• EXERCISE INSTRUCTIONS: Rewrite the items from the start through the line containing "- perihal-line1: Pemberitahuan", replacing "letter-date" with "document-date" and leaving everything else unchanged.

-- Start of THE RECORDS --

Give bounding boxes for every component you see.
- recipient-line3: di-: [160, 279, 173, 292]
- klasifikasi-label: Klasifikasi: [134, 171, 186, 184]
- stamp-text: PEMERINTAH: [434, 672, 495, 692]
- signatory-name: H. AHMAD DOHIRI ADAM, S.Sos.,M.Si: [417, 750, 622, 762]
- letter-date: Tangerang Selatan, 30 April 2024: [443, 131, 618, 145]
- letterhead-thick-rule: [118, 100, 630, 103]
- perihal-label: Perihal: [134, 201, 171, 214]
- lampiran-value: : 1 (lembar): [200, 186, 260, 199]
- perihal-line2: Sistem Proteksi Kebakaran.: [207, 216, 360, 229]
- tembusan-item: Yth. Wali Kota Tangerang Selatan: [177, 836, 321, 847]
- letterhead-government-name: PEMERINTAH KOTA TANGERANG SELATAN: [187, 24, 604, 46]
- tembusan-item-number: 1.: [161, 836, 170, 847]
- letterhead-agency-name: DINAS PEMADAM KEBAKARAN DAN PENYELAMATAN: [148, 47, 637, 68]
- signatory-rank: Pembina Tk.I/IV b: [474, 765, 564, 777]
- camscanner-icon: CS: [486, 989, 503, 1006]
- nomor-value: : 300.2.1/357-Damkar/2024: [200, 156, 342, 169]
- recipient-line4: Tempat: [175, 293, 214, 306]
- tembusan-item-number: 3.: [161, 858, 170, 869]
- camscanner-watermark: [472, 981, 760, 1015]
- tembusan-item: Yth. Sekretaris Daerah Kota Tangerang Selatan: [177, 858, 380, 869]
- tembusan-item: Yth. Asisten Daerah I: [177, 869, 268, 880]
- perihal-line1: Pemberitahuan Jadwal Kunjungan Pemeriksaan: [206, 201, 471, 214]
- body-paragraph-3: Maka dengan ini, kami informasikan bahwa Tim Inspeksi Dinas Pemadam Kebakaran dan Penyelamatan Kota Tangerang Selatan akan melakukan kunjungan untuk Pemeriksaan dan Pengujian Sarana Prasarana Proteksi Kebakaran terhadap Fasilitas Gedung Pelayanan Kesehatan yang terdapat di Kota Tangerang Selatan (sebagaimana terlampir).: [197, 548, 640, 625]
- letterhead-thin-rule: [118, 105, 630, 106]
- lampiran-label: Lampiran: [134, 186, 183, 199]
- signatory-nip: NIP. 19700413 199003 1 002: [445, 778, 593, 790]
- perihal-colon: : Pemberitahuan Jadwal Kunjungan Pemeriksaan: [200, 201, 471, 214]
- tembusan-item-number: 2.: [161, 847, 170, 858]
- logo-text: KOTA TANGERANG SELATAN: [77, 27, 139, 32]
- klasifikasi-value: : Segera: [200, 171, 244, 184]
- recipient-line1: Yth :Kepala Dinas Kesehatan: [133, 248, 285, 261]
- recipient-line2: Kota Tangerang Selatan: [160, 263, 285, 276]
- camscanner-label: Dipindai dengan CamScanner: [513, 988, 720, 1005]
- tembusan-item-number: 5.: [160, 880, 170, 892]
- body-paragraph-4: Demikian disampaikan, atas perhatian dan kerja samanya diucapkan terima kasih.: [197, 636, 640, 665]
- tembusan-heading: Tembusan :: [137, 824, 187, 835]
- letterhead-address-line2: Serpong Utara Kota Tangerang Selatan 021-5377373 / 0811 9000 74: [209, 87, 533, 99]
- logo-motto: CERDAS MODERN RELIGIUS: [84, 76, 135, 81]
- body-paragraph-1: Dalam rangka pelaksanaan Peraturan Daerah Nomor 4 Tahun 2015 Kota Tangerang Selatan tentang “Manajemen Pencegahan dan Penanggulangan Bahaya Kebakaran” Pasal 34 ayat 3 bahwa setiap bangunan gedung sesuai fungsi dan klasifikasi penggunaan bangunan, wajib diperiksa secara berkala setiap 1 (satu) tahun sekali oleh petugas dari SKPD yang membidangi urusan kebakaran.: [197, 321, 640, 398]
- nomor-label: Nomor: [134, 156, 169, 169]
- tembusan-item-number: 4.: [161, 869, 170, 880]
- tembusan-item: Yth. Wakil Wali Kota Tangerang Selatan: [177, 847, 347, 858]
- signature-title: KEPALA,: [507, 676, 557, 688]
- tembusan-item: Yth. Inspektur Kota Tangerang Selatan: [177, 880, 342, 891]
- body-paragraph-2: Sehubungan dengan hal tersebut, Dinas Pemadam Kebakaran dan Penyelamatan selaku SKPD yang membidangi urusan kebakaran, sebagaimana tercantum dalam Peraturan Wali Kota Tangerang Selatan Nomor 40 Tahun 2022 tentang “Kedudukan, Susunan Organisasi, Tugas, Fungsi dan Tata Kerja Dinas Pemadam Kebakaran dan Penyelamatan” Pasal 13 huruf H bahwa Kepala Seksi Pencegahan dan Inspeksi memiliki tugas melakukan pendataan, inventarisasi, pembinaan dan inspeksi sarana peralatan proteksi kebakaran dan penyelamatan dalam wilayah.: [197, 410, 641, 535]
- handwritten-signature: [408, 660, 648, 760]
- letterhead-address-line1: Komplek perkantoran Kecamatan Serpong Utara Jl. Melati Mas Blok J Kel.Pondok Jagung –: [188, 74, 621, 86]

-- End of THE RECORDS --

• RESULT OF THE EXERCISE:
Give bounding boxes for every component you see.
- recipient-line3: di-: [160, 279, 173, 292]
- klasifikasi-label: Klasifikasi: [134, 171, 186, 184]
- stamp-text: PEMERINTAH: [434, 672, 495, 692]
- signatory-name: H. AHMAD DOHIRI ADAM, S.Sos.,M.Si: [417, 750, 622, 762]
- document-date: Tangerang Selatan, 30 April 2024: [443, 131, 618, 145]
- letterhead-thick-rule: [118, 100, 630, 103]
- perihal-label: Perihal: [134, 201, 171, 214]
- lampiran-value: : 1 (lembar): [200, 186, 260, 199]
- perihal-line2: Sistem Proteksi Kebakaran.: [207, 216, 360, 229]
- tembusan-item: Yth. Wali Kota Tangerang Selatan: [177, 836, 321, 847]
- letterhead-government-name: PEMERINTAH KOTA TANGERANG SELATAN: [187, 24, 604, 46]
- tembusan-item-number: 1.: [161, 836, 170, 847]
- letterhead-agency-name: DINAS PEMADAM KEBAKARAN DAN PENYELAMATAN: [148, 47, 637, 68]
- signatory-rank: Pembina Tk.I/IV b: [474, 765, 564, 777]
- camscanner-icon: CS: [486, 989, 503, 1006]
- nomor-value: : 300.2.1/357-Damkar/2024: [200, 156, 342, 169]
- recipient-line4: Tempat: [175, 293, 214, 306]
- tembusan-item-number: 3.: [161, 858, 170, 869]
- camscanner-watermark: [472, 981, 760, 1015]
- tembusan-item: Yth. Sekretaris Daerah Kota Tangerang Selatan: [177, 858, 380, 869]
- tembusan-item: Yth. Asisten Daerah I: [177, 869, 268, 880]
- perihal-line1: Pemberitahuan Jadwal Kunjungan Pemeriksaan: [206, 201, 471, 214]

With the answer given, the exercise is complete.